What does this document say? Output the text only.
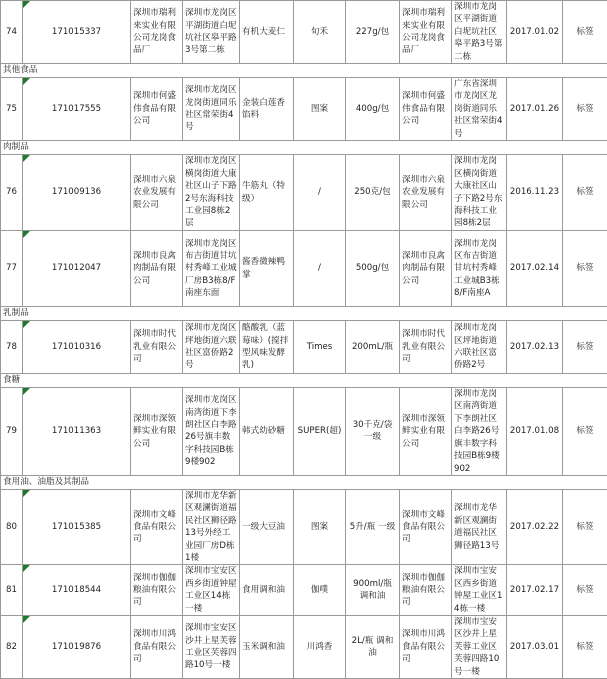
74	171015337	深圳市瑞利来实业有限公司龙岗食品厂	深圳市龙岗区平湖街道白坭坑社区皋平路3号第二栋	有机大麦仁	旬禾	227g/包	深圳市瑞利来实业有限公司龙岗食品厂	深圳市龙岗区平湖街道白坭坑社区皋平路3号第二栋	2017.01.02	标签
其他食品										
75	171017555	深圳市何盛伟食品有限公司	深圳市龙岗区龙岗街道同乐社区常荣街4号	金装白莲香馅料	图案	400g/包	深圳市何盛伟食品有限公司	广东省深圳市龙岗区龙岗街道同乐社区常荣街4号	2017.01.26	标签
肉制品										
76	171009136	深圳市六泉农业发展有限公司	深圳市龙岗区横岗街道大康社区山子下路2号东海科技工业园8栋2层	牛筋丸（特级）	/	250克/包	深圳市六泉农业发展有限公司	深圳市龙岗区横岗街道大康社区山子下路2号东海科技工业园8栋2层	2016.11.23	标签
77	171012047	深圳市良禽肉制品有限公司	深圳市龙岗区布吉街道甘坑村秀峰工业城厂房B3栋8/F南座东面	酱香微辣鸭掌	/	500g/包	深圳市良禽肉制品有限公司	深圳市龙岗区布吉街道甘坑村秀峰工业城B3栋8/F南座A	2017.02.14	标签
乳制品										
78	171010316	深圳市时代乳业有限公司	深圳市龙岗区坪地街道六联社区富侨路2号	酪酸乳（蓝莓味）(搅拌型风味发酵乳)	Times	200mL/瓶	深圳市时代乳业有限公司	深圳市龙岗区坪地街道六联社区富侨路2号	2017.02.13	标签
食糖										
79	171011363	深圳市深领鲜实业有限公司	深圳市龙岗区南湾街道下李朗社区白李路26号旗丰数字科技园B栋9楼902	韩式幼砂糖	SUPER(超)	30千克/袋 一级	深圳市深领鲜实业有限公司	深圳市龙岗区南湾街道下李朗社区白李路26号旗丰数字科技园B栋9楼902	2017.01.08	标签
食用油、油脂及其制品										
80	171015385	深圳市文峰食品有限公司	深圳市龙华新区观澜街道福民社区狮径路13号外经工业园厂房D栋1楼	一级大豆油	图案	5升/瓶 一级	深圳市文峰食品有限公司	深圳市龙华新区观澜街道福民社区狮径路13号	2017.02.22	标签
81	171018544	深圳市伽伽粮油有限公司	深圳市宝安区西乡街道钟屋工业区14栋一楼	食用调和油	伽噗	900ml/瓶 调和油	深圳市伽伽粮油有限公司	深圳市宝安区西乡街道钟屋工业区14栋一楼	2017.02.17	标签
82	171019876	深圳市川鸿食品有限公司	深圳市宝安区沙井上星芙蓉工业区芙蓉四路10号一楼	玉米调和油	川鸿香	2L/瓶 调和油	深圳市川鸿食品有限公司	深圳市宝安区沙井上星芙蓉工业区芙蓉四路10号一楼	2017.03.01	标签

____

▸ Instruction:
Transcribe the records above verbatim. Do not carry over any picture.

▸ Result of this exercise:
What does this document say? Output the text only.
74	171015337	深圳市瑞利来实业有限公司龙岗食品厂	深圳市龙岗区平湖街道白坭坑社区皋平路3号第二栋	有机大麦仁	旬禾	227g/包	深圳市瑞利来实业有限公司龙岗食品厂	深圳市龙岗区平湖街道白坭坑社区皋平路3号第二栋	2017.01.02	标签
其他食品										
75	171017555	深圳市何盛伟食品有限公司	深圳市龙岗区龙岗街道同乐社区常荣街4号	金装白莲香馅料	图案	400g/包	深圳市何盛伟食品有限公司	广东省深圳市龙岗区龙岗街道同乐社区常荣街4号	2017.01.26	标签
肉制品										
76	171009136	深圳市六泉农业发展有限公司	深圳市龙岗区横岗街道大康社区山子下路2号东海科技工业园8栋2层	牛筋丸（特级）	/	250克/包	深圳市六泉农业发展有限公司	深圳市龙岗区横岗街道大康社区山子下路2号东海科技工业园8栋2层	2016.11.23	标签
77	171012047	深圳市良禽肉制品有限公司	深圳市龙岗区布吉街道甘坑村秀峰工业城厂房B3栋8/F南座东面	酱香微辣鸭掌	/	500g/包	深圳市良禽肉制品有限公司	深圳市龙岗区布吉街道甘坑村秀峰工业城B3栋8/F南座A	2017.02.14	标签
乳制品										
78	171010316	深圳市时代乳业有限公司	深圳市龙岗区坪地街道六联社区富侨路2号	酪酸乳（蓝莓味）(搅拌型风味发酵乳)	Times	200mL/瓶	深圳市时代乳业有限公司	深圳市龙岗区坪地街道六联社区富侨路2号	2017.02.13	标签
食糖										
79	171011363	深圳市深领鲜实业有限公司	深圳市龙岗区南湾街道下李朗社区白李路26号旗丰数字科技园B栋9楼902	韩式幼砂糖	SUPER(超)	30千克/袋 一级	深圳市深领鲜实业有限公司	深圳市龙岗区南湾街道下李朗社区白李路26号旗丰数字科技园B栋9楼902	2017.01.08	标签
食用油、油脂及其制品										
80	171015385	深圳市文峰食品有限公司	深圳市龙华新区观澜街道福民社区狮径路13号外经工业园厂房D栋1楼	一级大豆油	图案	5升/瓶 一级	深圳市文峰食品有限公司	深圳市龙华新区观澜街道福民社区狮径路13号	2017.02.22	标签
81	171018544	深圳市伽伽粮油有限公司	深圳市宝安区西乡街道钟屋工业区14栋一楼	食用调和油	伽噗	900ml/瓶 调和油	深圳市伽伽粮油有限公司	深圳市宝安区西乡街道钟屋工业区14栋一楼	2017.02.17	标签
82	171019876	深圳市川鸿食品有限公司	深圳市宝安区沙井上星芙蓉工业区芙蓉四路10号一楼	玉米调和油	川鸿香	2L/瓶 调和油	深圳市川鸿食品有限公司	深圳市宝安区沙井上星芙蓉工业区芙蓉四路10号一楼	2017.03.01	标签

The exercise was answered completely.